Write out the complete material exactly as it stands.

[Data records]
----------------

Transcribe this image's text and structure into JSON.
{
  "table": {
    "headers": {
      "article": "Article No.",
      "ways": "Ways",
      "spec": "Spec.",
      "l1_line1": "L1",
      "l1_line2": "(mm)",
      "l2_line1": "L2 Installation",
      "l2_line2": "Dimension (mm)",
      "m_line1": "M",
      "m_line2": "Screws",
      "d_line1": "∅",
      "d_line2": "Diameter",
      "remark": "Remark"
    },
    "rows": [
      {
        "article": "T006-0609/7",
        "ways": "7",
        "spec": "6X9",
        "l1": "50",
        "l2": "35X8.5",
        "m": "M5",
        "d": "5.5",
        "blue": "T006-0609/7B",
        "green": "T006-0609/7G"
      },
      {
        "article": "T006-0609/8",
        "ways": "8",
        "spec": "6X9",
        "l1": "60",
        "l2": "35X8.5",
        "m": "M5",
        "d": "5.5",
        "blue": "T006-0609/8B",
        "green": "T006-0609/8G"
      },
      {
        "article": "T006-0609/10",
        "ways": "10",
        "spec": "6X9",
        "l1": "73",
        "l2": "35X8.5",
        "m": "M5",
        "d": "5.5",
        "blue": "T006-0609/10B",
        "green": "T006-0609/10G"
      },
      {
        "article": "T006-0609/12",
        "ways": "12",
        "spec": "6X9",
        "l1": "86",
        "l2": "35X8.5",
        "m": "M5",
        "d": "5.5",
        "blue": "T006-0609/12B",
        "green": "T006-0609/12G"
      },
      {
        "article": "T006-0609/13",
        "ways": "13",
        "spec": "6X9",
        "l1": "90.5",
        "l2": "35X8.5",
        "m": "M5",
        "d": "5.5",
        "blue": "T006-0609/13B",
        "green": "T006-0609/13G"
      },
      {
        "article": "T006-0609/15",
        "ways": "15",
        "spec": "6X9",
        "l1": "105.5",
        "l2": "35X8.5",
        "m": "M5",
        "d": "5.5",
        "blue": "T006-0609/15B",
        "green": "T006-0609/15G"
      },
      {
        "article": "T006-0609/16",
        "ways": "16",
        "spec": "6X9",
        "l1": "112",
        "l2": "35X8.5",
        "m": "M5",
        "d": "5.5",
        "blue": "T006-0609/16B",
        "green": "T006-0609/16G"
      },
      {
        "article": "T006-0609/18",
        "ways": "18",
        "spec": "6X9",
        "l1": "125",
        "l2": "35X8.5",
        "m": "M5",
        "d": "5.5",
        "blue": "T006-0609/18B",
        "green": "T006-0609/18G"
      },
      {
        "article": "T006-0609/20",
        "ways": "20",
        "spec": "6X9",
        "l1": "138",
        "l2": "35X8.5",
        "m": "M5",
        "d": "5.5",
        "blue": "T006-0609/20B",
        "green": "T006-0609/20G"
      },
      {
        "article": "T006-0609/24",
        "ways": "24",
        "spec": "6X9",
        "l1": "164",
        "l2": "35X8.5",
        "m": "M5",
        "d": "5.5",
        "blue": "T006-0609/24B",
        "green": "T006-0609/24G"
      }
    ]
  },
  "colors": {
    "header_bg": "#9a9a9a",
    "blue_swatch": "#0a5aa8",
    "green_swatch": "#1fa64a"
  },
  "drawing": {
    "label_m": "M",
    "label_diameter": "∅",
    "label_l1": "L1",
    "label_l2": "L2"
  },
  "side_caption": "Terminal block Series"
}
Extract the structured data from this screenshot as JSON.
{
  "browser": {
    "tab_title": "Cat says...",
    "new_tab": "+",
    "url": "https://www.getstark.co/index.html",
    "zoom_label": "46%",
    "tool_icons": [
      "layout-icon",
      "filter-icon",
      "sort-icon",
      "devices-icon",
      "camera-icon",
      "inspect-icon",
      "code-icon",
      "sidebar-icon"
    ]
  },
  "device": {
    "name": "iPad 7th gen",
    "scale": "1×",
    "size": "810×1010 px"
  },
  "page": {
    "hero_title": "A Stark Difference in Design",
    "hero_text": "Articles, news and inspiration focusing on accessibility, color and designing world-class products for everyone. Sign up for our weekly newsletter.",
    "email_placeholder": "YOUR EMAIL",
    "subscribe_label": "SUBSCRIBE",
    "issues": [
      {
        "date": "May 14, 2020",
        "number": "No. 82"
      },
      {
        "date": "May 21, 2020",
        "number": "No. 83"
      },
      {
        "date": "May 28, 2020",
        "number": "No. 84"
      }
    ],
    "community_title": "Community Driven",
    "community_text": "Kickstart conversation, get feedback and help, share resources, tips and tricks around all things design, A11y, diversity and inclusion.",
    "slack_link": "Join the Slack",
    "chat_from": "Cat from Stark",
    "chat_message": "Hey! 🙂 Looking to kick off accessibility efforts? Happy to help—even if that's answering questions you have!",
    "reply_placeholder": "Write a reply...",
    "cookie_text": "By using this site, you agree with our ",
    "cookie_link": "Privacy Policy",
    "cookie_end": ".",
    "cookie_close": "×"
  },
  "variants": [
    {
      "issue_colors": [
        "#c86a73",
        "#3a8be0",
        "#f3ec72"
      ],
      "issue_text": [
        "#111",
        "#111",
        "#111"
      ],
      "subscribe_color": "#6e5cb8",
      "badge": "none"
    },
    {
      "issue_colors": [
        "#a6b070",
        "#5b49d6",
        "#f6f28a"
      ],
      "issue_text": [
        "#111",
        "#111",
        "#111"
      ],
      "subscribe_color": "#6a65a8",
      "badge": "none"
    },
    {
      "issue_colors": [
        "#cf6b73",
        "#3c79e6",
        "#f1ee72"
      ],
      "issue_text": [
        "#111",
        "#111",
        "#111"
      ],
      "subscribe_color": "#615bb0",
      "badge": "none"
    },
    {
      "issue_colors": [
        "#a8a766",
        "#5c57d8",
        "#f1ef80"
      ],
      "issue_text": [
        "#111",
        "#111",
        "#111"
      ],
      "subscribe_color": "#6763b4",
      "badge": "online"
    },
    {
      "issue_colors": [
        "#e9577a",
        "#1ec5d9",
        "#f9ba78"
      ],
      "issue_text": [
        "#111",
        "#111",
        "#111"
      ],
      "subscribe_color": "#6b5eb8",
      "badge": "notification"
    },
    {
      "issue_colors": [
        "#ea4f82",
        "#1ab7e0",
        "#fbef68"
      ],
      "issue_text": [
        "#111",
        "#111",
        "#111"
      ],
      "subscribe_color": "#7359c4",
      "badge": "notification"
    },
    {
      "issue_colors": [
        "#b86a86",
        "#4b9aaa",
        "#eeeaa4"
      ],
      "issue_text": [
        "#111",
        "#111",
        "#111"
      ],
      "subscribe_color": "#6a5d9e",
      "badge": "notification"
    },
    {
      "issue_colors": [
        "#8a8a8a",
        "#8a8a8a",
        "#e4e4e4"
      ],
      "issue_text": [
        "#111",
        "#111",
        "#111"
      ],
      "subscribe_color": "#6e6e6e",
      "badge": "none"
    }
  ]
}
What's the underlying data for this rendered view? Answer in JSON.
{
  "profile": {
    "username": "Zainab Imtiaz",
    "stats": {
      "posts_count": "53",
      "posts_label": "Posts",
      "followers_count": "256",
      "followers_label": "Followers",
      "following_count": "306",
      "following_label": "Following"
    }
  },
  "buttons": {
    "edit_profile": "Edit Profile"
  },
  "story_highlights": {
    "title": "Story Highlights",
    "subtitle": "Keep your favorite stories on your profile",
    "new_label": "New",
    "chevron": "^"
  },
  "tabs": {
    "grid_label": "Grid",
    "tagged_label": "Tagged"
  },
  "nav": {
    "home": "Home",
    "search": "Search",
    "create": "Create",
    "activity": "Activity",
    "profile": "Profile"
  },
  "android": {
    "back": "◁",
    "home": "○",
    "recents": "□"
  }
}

----------------

Finished task —
Transcribe this image's text and structure into JSON.
{
  "table": {
    "headers": {
      "article": "Article No.",
      "ways": "Ways",
      "spec": "Spec.",
      "l1_line1": "L1",
      "l1_line2": "(mm)",
      "l2_line1": "L2 Installation",
      "l2_line2": "Dimension (mm)",
      "m_line1": "M",
      "m_line2": "Screws",
      "d_line1": "∅",
      "d_line2": "Diameter",
      "remark": "Remark"
    },
    "rows": [
      {
        "article": "T006-0609/7",
        "ways": "7",
        "spec": "6X9",
        "l1": "50",
        "l2": "35X8.5",
        "m": "M5",
        "d": "5.5",
        "blue": "T006-0609/7B",
        "green": "T006-0609/7G"
      },
      {
        "article": "T006-0609/8",
        "ways": "8",
        "spec": "6X9",
        "l1": "60",
        "l2": "35X8.5",
        "m": "M5",
        "d": "5.5",
        "blue": "T006-0609/8B",
        "green": "T006-0609/8G"
      },
      {
        "article": "T006-0609/10",
        "ways": "10",
        "spec": "6X9",
        "l1": "73",
        "l2": "35X8.5",
        "m": "M5",
        "d": "5.5",
        "blue": "T006-0609/10B",
        "green": "T006-0609/10G"
      },
      {
        "article": "T006-0609/12",
        "ways": "12",
        "spec": "6X9",
        "l1": "86",
        "l2": "35X8.5",
        "m": "M5",
        "d": "5.5",
        "blue": "T006-0609/12B",
        "green": "T006-0609/12G"
      },
      {
        "article": "T006-0609/13",
        "ways": "13",
        "spec": "6X9",
        "l1": "90.5",
        "l2": "35X8.5",
        "m": "M5",
        "d": "5.5",
        "blue": "T006-0609/13B",
        "green": "T006-0609/13G"
      },
      {
        "article": "T006-0609/15",
        "ways": "15",
        "spec": "6X9",
        "l1": "105.5",
        "l2": "35X8.5",
        "m": "M5",
        "d": "5.5",
        "blue": "T006-0609/15B",
        "green": "T006-0609/15G"
      },
      {
        "article": "T006-0609/16",
        "ways": "16",
        "spec": "6X9",
        "l1": "112",
        "l2": "35X8.5",
        "m": "M5",
        "d": "5.5",
        "blue": "T006-0609/16B",
        "green": "T006-0609/16G"
      },
      {
        "article": "T006-0609/18",
        "ways": "18",
        "spec": "6X9",
        "l1": "125",
        "l2": "35X8.5",
        "m": "M5",
        "d": "5.5",
        "blue": "T006-0609/18B",
        "green": "T006-0609/18G"
      },
      {
        "article": "T006-0609/20",
        "ways": "20",
        "spec": "6X9",
        "l1": "138",
        "l2": "35X8.5",
        "m": "M5",
        "d": "5.5",
        "blue": "T006-0609/20B",
        "green": "T006-0609/20G"
      },
      {
        "article": "T006-0609/24",
        "ways": "24",
        "spec": "6X9",
        "l1": "164",
        "l2": "35X8.5",
        "m": "M5",
        "d": "5.5",
        "blue": "T006-0609/24B",
        "green": "T006-0609/24G"
      }
    ]
  },
  "colors": {
    "header_bg": "#9a9a9a",
    "blue_swatch": "#0a5aa8",
    "green_swatch": "#1fa64a"
  },
  "drawing": {
    "label_m": "M",
    "label_diameter": "∅",
    "label_l1": "L1",
    "label_l2": "L2"
  },
  "side_caption": "Terminal block Series"
}
Extract the structured data from this screenshot as JSON.
{
  "browser": {
    "tab_title": "Cat says...",
    "new_tab": "+",
    "url": "https://www.getstark.co/index.html",
    "zoom_label": "46%",
    "tool_icons": [
      "layout-icon",
      "filter-icon",
      "sort-icon",
      "devices-icon",
      "camera-icon",
      "inspect-icon",
      "code-icon",
      "sidebar-icon"
    ]
  },
  "device": {
    "name": "iPad 7th gen",
    "scale": "1×",
    "size": "810×1010 px"
  },
  "page": {
    "hero_title": "A Stark Difference in Design",
    "hero_text": "Articles, news and inspiration focusing on accessibility, color and designing world-class products for everyone. Sign up for our weekly newsletter.",
    "email_placeholder": "YOUR EMAIL",
    "subscribe_label": "SUBSCRIBE",
    "issues": [
      {
        "date": "May 14, 2020",
        "number": "No. 82"
      },
      {
        "date": "May 21, 2020",
        "number": "No. 83"
      },
      {
        "date": "May 28, 2020",
        "number": "No. 84"
      }
    ],
    "community_title": "Community Driven",
    "community_text": "Kickstart conversation, get feedback and help, share resources, tips and tricks around all things design, A11y, diversity and inclusion.",
    "slack_link": "Join the Slack",
    "chat_from": "Cat from Stark",
    "chat_message": "Hey! 🙂 Looking to kick off accessibility efforts? Happy to help—even if that's answering questions you have!",
    "reply_placeholder": "Write a reply...",
    "cookie_text": "By using this site, you agree with our ",
    "cookie_link": "Privacy Policy",
    "cookie_end": ".",
    "cookie_close": "×"
  },
  "variants": [
    {
      "issue_colors": [
        "#c86a73",
        "#3a8be0",
        "#f3ec72"
      ],
      "issue_text": [
        "#111",
        "#111",
        "#111"
      ],
      "subscribe_color": "#6e5cb8",
      "badge": "none"
    },
    {
      "issue_colors": [
        "#a6b070",
        "#5b49d6",
        "#f6f28a"
      ],
      "issue_text": [
        "#111",
        "#111",
        "#111"
      ],
      "subscribe_color": "#6a65a8",
      "badge": "none"
    },
    {
      "issue_colors": [
        "#cf6b73",
        "#3c79e6",
        "#f1ee72"
      ],
      "issue_text": [
        "#111",
        "#111",
        "#111"
      ],
      "subscribe_color": "#615bb0",
      "badge": "none"
    },
    {
      "issue_colors": [
        "#a8a766",
        "#5c57d8",
        "#f1ef80"
      ],
      "issue_text": [
        "#111",
        "#111",
        "#111"
      ],
      "subscribe_color": "#6763b4",
      "badge": "online"
    },
    {
      "issue_colors": [
        "#e9577a",
        "#1ec5d9",
        "#f9ba78"
      ],
      "issue_text": [
        "#111",
        "#111",
        "#111"
      ],
      "subscribe_color": "#6b5eb8",
      "badge": "notification"
    },
    {
      "issue_colors": [
        "#ea4f82",
        "#1ab7e0",
        "#fbef68"
      ],
      "issue_text": [
        "#111",
        "#111",
        "#111"
      ],
      "subscribe_color": "#7359c4",
      "badge": "notification"
    },
    {
      "issue_colors": [
        "#b86a86",
        "#4b9aaa",
        "#eeeaa4"
      ],
      "issue_text": [
        "#111",
        "#111",
        "#111"
      ],
      "subscribe_color": "#6a5d9e",
      "badge": "notification"
    },
    {
      "issue_colors": [
        "#8a8a8a",
        "#8a8a8a",
        "#e4e4e4"
      ],
      "issue_text": [
        "#111",
        "#111",
        "#111"
      ],
      "subscribe_color": "#6e6e6e",
      "badge": "none"
    }
  ]
}
What's the underlying data for this rendered view? Answer in JSON.
{
  "profile": {
    "username": "Zainab Imtiaz",
    "stats": {
      "posts_count": "53",
      "posts_label": "Posts",
      "followers_count": "256",
      "followers_label": "Followers",
      "following_count": "306",
      "following_label": "Following"
    }
  },
  "buttons": {
    "edit_profile": "Edit Profile"
  },
  "story_highlights": {
    "title": "Story Highlights",
    "subtitle": "Keep your favorite stories on your profile",
    "new_label": "New",
    "chevron": "^"
  },
  "tabs": {
    "grid_label": "Grid",
    "tagged_label": "Tagged"
  },
  "nav": {
    "home": "Home",
    "search": "Search",
    "create": "Create",
    "activity": "Activity",
    "profile": "Profile"
  },
  "android": {
    "back": "◁",
    "home": "○",
    "recents": "□"
  }
}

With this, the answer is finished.